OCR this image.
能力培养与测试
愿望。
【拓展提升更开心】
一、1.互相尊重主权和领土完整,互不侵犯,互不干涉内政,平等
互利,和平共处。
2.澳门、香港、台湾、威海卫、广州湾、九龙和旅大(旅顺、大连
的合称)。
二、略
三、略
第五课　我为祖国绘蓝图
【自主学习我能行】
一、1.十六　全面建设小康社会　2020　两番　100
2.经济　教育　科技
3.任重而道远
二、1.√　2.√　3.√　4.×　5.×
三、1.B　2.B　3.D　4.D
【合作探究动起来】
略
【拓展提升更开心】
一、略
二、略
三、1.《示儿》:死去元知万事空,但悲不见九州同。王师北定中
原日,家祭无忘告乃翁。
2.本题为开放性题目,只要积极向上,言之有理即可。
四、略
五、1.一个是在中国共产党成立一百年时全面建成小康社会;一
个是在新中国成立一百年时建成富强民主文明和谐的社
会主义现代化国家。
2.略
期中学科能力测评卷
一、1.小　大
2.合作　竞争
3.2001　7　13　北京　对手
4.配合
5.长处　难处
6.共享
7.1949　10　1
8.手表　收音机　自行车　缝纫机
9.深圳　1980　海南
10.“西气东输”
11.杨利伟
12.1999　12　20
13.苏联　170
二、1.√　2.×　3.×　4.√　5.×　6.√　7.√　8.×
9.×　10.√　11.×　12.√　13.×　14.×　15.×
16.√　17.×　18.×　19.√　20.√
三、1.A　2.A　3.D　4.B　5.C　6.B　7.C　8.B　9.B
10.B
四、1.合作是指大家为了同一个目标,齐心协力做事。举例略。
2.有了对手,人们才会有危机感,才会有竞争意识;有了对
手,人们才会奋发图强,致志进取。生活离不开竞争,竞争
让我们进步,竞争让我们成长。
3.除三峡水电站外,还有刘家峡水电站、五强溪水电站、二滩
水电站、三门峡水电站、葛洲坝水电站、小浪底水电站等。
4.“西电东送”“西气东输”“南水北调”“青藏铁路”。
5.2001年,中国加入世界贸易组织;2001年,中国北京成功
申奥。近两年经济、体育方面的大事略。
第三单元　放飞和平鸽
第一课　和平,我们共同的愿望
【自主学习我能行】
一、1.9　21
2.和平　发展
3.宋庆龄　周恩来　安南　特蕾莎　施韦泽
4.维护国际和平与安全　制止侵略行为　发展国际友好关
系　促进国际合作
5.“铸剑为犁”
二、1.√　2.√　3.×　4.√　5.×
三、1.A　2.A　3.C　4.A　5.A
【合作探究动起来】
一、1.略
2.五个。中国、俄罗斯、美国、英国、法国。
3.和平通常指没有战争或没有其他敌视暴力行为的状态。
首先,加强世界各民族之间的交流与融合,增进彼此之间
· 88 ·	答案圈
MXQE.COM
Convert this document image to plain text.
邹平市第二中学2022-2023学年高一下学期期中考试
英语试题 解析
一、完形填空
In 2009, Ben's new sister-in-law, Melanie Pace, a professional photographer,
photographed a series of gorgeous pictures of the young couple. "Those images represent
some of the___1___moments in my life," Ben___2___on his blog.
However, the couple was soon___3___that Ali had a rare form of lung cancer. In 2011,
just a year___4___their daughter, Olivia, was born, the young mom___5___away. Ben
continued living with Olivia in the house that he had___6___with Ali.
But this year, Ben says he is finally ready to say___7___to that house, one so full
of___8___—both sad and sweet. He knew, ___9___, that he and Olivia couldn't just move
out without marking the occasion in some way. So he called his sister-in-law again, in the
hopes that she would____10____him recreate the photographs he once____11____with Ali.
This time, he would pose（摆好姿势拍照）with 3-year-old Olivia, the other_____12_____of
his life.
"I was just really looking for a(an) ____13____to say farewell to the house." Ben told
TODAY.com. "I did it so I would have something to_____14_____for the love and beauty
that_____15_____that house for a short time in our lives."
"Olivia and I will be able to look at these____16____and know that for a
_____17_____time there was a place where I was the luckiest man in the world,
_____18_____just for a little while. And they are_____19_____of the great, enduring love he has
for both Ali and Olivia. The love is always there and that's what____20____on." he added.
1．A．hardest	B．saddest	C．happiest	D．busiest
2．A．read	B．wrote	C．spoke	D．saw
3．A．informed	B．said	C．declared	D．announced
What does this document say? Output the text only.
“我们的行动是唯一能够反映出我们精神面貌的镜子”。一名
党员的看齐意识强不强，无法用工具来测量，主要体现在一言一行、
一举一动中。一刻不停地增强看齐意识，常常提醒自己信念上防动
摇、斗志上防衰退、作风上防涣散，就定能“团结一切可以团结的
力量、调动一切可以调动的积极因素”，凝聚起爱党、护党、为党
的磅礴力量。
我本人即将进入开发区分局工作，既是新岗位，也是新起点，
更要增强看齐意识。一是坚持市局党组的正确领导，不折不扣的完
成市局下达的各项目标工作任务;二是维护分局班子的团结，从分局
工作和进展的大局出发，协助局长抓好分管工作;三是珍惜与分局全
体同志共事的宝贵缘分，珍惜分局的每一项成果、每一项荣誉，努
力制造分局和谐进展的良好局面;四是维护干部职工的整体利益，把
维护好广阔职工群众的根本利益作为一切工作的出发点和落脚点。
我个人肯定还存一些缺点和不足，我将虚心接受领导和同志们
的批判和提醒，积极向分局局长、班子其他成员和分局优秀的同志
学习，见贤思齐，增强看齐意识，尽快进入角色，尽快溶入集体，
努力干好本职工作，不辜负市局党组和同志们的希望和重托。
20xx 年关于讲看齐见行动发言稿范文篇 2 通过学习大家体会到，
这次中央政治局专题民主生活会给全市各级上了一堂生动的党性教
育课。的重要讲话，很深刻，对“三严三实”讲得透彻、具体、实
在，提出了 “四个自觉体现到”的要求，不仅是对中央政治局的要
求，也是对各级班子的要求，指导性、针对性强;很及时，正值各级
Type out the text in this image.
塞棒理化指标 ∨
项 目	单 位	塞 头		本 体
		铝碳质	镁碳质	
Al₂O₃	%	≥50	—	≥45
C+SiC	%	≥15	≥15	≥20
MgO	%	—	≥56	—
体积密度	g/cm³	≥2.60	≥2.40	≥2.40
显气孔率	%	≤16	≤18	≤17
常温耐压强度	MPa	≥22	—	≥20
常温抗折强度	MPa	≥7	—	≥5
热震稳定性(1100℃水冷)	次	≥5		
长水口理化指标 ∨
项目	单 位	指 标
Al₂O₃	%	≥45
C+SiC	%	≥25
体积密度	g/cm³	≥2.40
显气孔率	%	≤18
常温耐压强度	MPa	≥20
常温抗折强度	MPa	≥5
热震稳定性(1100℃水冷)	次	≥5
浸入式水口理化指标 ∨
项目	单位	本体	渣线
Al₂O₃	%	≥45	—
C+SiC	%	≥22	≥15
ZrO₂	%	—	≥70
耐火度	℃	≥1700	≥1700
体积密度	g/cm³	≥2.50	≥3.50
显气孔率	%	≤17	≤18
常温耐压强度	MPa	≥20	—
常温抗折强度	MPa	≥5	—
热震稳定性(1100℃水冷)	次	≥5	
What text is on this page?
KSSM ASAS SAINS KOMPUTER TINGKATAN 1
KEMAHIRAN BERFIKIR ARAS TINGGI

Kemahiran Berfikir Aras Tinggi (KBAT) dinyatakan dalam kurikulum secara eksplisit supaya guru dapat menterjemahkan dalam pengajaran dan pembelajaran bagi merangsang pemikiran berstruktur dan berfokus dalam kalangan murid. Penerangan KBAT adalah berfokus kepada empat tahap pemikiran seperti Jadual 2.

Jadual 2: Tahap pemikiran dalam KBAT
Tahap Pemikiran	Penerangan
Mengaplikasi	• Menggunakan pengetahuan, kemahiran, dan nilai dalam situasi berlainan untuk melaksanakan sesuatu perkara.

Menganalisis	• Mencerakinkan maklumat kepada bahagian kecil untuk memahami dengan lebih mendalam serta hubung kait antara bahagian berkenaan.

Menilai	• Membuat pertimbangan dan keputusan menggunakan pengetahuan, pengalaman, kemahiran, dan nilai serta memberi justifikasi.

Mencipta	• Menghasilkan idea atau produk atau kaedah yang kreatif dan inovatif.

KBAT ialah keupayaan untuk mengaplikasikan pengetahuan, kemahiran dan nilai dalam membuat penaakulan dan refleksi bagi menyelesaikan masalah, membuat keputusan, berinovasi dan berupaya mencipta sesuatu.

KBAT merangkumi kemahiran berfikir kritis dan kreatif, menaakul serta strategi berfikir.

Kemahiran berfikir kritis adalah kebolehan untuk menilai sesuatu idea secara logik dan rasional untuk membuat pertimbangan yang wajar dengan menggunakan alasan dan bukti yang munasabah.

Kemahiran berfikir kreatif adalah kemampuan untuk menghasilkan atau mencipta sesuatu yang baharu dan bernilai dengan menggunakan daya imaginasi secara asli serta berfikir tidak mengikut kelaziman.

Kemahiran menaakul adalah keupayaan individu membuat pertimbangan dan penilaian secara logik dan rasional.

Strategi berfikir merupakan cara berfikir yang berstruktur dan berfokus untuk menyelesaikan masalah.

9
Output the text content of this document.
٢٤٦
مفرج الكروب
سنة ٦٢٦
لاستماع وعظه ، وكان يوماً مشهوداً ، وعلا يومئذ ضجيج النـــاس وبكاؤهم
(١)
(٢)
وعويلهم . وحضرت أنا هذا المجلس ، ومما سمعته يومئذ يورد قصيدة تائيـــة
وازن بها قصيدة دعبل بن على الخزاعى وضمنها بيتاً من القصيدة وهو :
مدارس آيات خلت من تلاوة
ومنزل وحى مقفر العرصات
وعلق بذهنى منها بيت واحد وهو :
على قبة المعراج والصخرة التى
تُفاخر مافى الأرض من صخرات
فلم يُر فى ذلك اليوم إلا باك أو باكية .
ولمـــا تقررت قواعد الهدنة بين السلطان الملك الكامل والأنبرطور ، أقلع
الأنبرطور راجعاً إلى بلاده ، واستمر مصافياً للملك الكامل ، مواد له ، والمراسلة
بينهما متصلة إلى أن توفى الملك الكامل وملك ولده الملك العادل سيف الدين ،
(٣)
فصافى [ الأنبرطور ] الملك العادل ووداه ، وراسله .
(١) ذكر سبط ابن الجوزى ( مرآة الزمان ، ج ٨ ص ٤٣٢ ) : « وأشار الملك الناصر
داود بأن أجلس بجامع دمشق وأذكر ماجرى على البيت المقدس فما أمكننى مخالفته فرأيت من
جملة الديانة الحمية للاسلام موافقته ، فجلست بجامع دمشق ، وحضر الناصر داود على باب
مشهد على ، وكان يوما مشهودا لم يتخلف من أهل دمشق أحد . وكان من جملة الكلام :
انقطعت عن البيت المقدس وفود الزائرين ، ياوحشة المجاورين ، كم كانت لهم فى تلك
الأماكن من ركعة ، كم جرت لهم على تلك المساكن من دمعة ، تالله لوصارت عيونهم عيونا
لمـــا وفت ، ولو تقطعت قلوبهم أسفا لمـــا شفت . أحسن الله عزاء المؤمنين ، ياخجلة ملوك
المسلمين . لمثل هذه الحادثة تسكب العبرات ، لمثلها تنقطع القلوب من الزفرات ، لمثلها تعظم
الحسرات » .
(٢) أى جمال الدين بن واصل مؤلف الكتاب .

--- --- ---

> WHAT IS NEEDED
Check every line in the material above for the string "常温抗折强度", then give only the number of lines that have it.

> RESPONSE TO THE EXERCISE
3